ESTRATTO DELLA PAGINA ->

□ □ □ □

Le morti più ingiuste sono quelle sul lavoro perché il lavoro è un diritto e perché guadagnarsi la vita vuol dire, appunto, lavorare. Le morti più assurde sono quelle che avvengono sulle strade perché prive di senso come tutte le cose inaspettate e casuali. E' stata una brutta estate, soprattutto a Terni, ma è stata brutta per tutti. Ogni giovane che se ne va è come un figlio che se ne va per ogni genitore, quei ragazzi non possiamo non sentirli figli nostri perché sono uguali ai figli nostri, stesso sorriso, stesse speranze, stessa incosciente voglia di volare.
I nostri figli non hanno un futuro ma solo un presente incerto e indefinito. Il presente esiste quando c'è un futuro, per questo i nostri figli corrono sulle auto, su internet, sulle onde radio dei telefonini. Corrono per fuggire l'immobilità del loro tempo. Fermi e in movimento. I ragazzi di Terni sono morti di notte mentre tornavano a casa, tutti così, allo stesso modo. Tornare a casa è sempre difficile così come è facile andarsene, per questo la loro casa è l'auto, la prima auto della loro vita. In auto c'è lo stereo, la musica e il gruppo e fuori solo una striscia di asfalto. Non c'è rapporto con l'esterno, non ci sono rumori fuori dell'auto, non si viaggia, si vola. Ed è così che i giovani sperano di definire la loro identità lontani dal resto del mondo finché non arriva una curva che è una curva, una cosa, cioè, che non si può ignorare. 
I ragazzi di Terni che ci guardavano dai giornali in questa brutta estate si possono chiamare solo così. Giovani o, al massimo, studenti. La loro unica identità è quella anagrafica. Non ci sono operai, impiegati, baristi, semmai la loro vita è legata al tempo libero, all'appartenenza ad una squadra di calcio, ad un circolo, ad una palestra.

□ □ □ □

RICHIESTE ->
(1) Ripeti alla lettera il passo dell'estratto da "Le morti più ingiuste" fino a "voglia di volare." compreso.
(2) Secondo l'estratto, quando e mentre facevano cosa sono morti i ragazzi di Terni?

RECORD FORNITI ->
□ □ □ □

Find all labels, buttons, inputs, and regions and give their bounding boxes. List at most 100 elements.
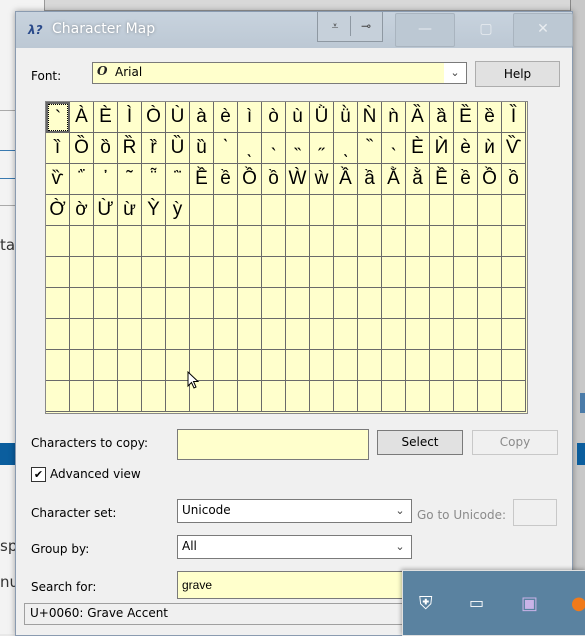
character-cell[interactable]: Ừ (94, 195, 118, 226)
title-bar[interactable]: λ? Character Map ⩡ ⊸ — ▢ ✕ (16, 12, 573, 48)
copy-button[interactable]: Copy (472, 430, 558, 455)
character-cell[interactable] (454, 195, 478, 226)
character-cell[interactable] (166, 288, 190, 319)
character-cell[interactable] (358, 226, 382, 257)
character-cell[interactable]: ờ (70, 195, 94, 226)
character-cell[interactable] (94, 288, 118, 319)
character-cell[interactable] (190, 257, 214, 288)
character-cell[interactable] (502, 288, 526, 319)
character-cell[interactable] (214, 288, 238, 319)
character-cell[interactable]: è (214, 102, 238, 133)
battery-plug-icon[interactable]: ▭ (469, 593, 484, 612)
character-cell[interactable] (118, 288, 142, 319)
character-cell[interactable] (358, 319, 382, 350)
character-cell[interactable] (262, 319, 286, 350)
character-cell[interactable] (142, 226, 166, 257)
character-cell[interactable] (334, 195, 358, 226)
character-cell[interactable] (382, 195, 406, 226)
maximize-button[interactable]: ▢ (456, 13, 516, 47)
character-cell[interactable] (382, 257, 406, 288)
character-cell[interactable] (454, 350, 478, 381)
pin-down-icon[interactable]: ⩡ (320, 16, 350, 36)
character-cell[interactable] (382, 288, 406, 319)
character-cell[interactable]: Ò (142, 102, 166, 133)
windows-security-icon[interactable]: ⛨ (419, 593, 433, 614)
character-cell[interactable]: ` (46, 102, 70, 133)
character-cell[interactable] (382, 381, 406, 412)
character-cell[interactable]: ỳ (166, 195, 190, 226)
character-cell[interactable] (478, 226, 502, 257)
character-cell[interactable]: ề (214, 164, 238, 195)
character-cell[interactable]: Ȅ (454, 102, 478, 133)
character-cell[interactable] (118, 257, 142, 288)
character-cell[interactable] (286, 226, 310, 257)
character-cell[interactable] (502, 195, 526, 226)
character-cell[interactable] (286, 381, 310, 412)
character-cell[interactable] (94, 381, 118, 412)
character-cell[interactable] (238, 195, 262, 226)
character-cell[interactable] (94, 319, 118, 350)
go-to-unicode-input[interactable] (513, 499, 557, 526)
character-cell[interactable] (262, 257, 286, 288)
character-cell[interactable] (46, 288, 70, 319)
character-cell[interactable] (70, 288, 94, 319)
character-cell[interactable]: ῀ (118, 164, 142, 195)
character-cell[interactable]: Ì (118, 102, 142, 133)
character-cell[interactable] (262, 226, 286, 257)
character-cell[interactable] (430, 257, 454, 288)
character-cell[interactable]: Ề (190, 164, 214, 195)
character-cell[interactable] (166, 226, 190, 257)
character-cell[interactable]: ȁ (430, 102, 454, 133)
character-cell[interactable]: Ȑ (118, 133, 142, 164)
character-cell[interactable] (142, 257, 166, 288)
character-cell[interactable] (310, 257, 334, 288)
font-dropdown[interactable]: O Arial ⌄ (92, 62, 467, 84)
character-cell[interactable] (214, 195, 238, 226)
character-cell[interactable] (382, 350, 406, 381)
character-cell[interactable] (478, 257, 502, 288)
character-cell[interactable] (334, 350, 358, 381)
character-cell[interactable]: ȕ (190, 133, 214, 164)
character-cell[interactable]: Ȉ (502, 102, 526, 133)
character-cell[interactable]: ѷ (46, 164, 70, 195)
character-cell[interactable] (46, 381, 70, 412)
character-cell[interactable] (478, 381, 502, 412)
character-cell[interactable] (358, 381, 382, 412)
character-cell[interactable] (238, 381, 262, 412)
character-cell[interactable]: ǜ (334, 102, 358, 133)
character-cell[interactable] (166, 257, 190, 288)
character-cell[interactable]: ѝ (478, 133, 502, 164)
character-cell[interactable] (262, 381, 286, 412)
character-cell[interactable]: Ỳ (142, 195, 166, 226)
character-cell[interactable] (70, 257, 94, 288)
character-cell[interactable] (142, 381, 166, 412)
select-button[interactable]: Select (377, 430, 463, 455)
character-cell[interactable]: ˴ (382, 133, 406, 164)
character-cell[interactable]: ề (454, 164, 478, 195)
character-cell[interactable]: ì (238, 102, 262, 133)
character-cell[interactable] (46, 350, 70, 381)
character-cell[interactable]: ẁ (310, 164, 334, 195)
character-grid[interactable]: `ÀÈÌÒÙàèìòùǛǜǸǹȀȁȄȅȈȉȌȍȐȑȔȕˋˎ˴˵˶̖̏˴ЀЍѐѝѶ… (45, 101, 528, 414)
character-cell[interactable] (238, 350, 262, 381)
character-cell[interactable] (382, 226, 406, 257)
character-cell[interactable]: ù (286, 102, 310, 133)
character-cell[interactable] (286, 195, 310, 226)
help-button[interactable]: Help (475, 61, 560, 87)
character-cell[interactable] (46, 226, 70, 257)
character-cell[interactable] (262, 350, 286, 381)
character-cell[interactable] (190, 195, 214, 226)
character-cell[interactable] (262, 288, 286, 319)
minimize-button[interactable]: — (395, 13, 455, 47)
character-cell[interactable] (214, 319, 238, 350)
character-cell[interactable] (454, 319, 478, 350)
character-cell[interactable] (430, 195, 454, 226)
character-cell[interactable] (238, 257, 262, 288)
character-cell[interactable] (286, 288, 310, 319)
character-cell[interactable] (118, 319, 142, 350)
character-cell[interactable] (358, 350, 382, 381)
character-cell[interactable] (238, 288, 262, 319)
character-cell[interactable]: ồ (502, 164, 526, 195)
character-cell[interactable]: ằ (406, 164, 430, 195)
character-cell[interactable] (454, 226, 478, 257)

□ □ □ □

RISPOSTE ALLE RICHIESTE ->
(1)
Le morti più ingiuste sono quelle sul lavoro perché il lavoro è un diritto e perché guadagnarsi la vita vuol dire, appunto, lavorare. Le morti più assurde sono quelle che avvengono sulle strade perché prive di senso come tutte le cose inaspettate e casuali. E' stata una brutta estate, soprattutto a Terni, ma è stata brutta per tutti. Ogni giovane che se ne va è come un figlio che se ne va per ogni genitore, quei ragazzi non possiamo non sentirli figli nostri perché sono uguali ai figli nostri, stesso sorriso, stesse speranze, stessa incosciente voglia di volare.

(2) Di notte, mentre tornavano a casa.